Stored data

··········

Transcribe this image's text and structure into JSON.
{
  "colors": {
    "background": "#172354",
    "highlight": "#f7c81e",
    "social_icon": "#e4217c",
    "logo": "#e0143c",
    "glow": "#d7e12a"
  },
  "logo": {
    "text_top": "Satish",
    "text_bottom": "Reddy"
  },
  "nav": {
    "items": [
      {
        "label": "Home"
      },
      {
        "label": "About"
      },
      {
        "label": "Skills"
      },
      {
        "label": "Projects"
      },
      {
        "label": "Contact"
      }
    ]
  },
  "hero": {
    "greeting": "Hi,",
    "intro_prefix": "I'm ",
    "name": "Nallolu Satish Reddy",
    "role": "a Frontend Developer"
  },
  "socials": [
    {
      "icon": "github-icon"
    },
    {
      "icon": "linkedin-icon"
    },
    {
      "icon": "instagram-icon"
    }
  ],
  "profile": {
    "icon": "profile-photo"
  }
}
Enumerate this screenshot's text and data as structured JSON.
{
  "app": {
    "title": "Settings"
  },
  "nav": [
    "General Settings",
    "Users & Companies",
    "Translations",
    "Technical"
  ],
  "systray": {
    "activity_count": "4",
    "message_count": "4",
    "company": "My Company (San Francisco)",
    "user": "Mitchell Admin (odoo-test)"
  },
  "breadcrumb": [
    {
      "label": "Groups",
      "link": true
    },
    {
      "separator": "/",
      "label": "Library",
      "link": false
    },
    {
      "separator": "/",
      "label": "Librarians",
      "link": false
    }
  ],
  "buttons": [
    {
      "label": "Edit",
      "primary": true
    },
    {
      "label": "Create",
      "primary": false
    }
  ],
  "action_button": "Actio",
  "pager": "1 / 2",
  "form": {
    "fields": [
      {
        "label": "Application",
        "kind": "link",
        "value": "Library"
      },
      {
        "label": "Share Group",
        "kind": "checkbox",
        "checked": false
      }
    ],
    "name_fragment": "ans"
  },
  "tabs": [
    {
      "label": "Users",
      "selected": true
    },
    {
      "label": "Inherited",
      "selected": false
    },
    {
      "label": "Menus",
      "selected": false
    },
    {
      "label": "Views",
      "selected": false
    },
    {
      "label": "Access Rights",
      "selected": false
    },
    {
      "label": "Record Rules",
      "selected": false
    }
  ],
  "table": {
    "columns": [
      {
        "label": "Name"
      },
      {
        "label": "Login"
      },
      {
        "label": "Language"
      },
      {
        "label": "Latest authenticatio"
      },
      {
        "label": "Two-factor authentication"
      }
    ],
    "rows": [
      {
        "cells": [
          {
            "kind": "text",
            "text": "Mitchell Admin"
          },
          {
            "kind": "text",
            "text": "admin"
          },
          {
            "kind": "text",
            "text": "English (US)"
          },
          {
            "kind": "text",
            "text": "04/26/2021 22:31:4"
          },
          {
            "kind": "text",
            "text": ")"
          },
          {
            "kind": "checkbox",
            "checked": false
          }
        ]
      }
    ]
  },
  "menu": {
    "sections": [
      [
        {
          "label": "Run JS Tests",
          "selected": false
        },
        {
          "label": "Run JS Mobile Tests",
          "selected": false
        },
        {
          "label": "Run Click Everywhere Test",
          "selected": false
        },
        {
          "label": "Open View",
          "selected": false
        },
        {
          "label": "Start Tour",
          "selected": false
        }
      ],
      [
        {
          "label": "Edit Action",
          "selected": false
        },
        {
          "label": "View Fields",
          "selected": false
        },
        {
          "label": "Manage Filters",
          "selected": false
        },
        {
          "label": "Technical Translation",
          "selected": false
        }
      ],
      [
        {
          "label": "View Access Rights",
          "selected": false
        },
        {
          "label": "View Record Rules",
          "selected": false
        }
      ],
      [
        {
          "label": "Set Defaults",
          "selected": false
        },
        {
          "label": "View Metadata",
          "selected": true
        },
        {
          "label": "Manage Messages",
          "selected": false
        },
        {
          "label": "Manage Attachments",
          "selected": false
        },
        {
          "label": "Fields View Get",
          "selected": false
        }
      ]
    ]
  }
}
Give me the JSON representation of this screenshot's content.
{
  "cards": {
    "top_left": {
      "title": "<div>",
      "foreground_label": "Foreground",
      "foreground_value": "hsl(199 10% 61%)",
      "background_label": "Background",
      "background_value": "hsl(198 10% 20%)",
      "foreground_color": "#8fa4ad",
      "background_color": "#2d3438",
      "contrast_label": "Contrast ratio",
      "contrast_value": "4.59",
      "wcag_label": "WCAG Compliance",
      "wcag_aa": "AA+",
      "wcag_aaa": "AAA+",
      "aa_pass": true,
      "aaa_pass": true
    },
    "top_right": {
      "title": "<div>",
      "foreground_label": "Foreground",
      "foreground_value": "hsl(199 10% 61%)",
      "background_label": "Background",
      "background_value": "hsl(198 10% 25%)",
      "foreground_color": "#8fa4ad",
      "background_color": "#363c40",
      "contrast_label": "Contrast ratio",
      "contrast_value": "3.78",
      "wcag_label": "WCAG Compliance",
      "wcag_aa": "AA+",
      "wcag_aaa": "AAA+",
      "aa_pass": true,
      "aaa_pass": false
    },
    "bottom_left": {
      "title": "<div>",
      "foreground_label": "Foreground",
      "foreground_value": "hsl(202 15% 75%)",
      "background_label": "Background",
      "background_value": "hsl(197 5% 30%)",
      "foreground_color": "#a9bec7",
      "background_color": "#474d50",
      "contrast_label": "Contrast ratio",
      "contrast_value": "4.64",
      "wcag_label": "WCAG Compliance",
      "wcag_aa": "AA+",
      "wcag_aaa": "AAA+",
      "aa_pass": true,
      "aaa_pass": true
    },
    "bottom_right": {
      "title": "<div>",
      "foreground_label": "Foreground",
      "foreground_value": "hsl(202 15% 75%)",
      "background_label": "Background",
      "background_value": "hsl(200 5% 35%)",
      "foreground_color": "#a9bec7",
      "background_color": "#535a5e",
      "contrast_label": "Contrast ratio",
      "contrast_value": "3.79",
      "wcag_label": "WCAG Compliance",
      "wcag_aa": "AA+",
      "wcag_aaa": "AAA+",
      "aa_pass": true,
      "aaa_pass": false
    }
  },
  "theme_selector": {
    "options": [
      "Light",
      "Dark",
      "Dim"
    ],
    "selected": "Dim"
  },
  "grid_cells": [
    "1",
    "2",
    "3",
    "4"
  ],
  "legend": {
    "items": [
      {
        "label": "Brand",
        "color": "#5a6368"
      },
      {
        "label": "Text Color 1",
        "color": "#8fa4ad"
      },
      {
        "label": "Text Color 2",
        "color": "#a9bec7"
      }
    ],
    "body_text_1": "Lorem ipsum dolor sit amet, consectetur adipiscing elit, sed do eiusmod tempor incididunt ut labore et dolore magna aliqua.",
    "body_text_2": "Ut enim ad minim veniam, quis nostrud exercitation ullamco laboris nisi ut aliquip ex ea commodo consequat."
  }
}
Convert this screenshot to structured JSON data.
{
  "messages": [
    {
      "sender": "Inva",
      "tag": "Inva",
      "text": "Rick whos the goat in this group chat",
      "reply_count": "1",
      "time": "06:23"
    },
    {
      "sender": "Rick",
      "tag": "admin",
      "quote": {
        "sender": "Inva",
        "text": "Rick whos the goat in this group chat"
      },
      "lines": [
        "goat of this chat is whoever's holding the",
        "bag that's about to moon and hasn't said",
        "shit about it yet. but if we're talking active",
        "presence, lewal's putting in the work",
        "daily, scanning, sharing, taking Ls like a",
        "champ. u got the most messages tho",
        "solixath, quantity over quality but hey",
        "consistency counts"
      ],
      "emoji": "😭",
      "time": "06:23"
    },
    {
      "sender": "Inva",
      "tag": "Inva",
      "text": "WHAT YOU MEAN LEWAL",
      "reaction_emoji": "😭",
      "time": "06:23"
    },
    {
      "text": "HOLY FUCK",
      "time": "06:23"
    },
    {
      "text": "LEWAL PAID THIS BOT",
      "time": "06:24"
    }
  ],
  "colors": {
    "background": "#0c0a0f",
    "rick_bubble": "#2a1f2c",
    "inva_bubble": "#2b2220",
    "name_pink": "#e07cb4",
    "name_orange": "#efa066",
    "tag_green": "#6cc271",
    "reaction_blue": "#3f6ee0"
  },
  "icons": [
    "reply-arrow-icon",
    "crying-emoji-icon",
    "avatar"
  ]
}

··········

» **DESCRIPTION OF THE TASK**: Identify and copy the lines holding the word "JSON".

» **SOLVED EXERCISE**:
Transcribe this image's text and structure into JSON.
Enumerate this screenshot's text and data as structured JSON.
Give me the JSON representation of this screenshot's content.
Convert this screenshot to structured JSON data.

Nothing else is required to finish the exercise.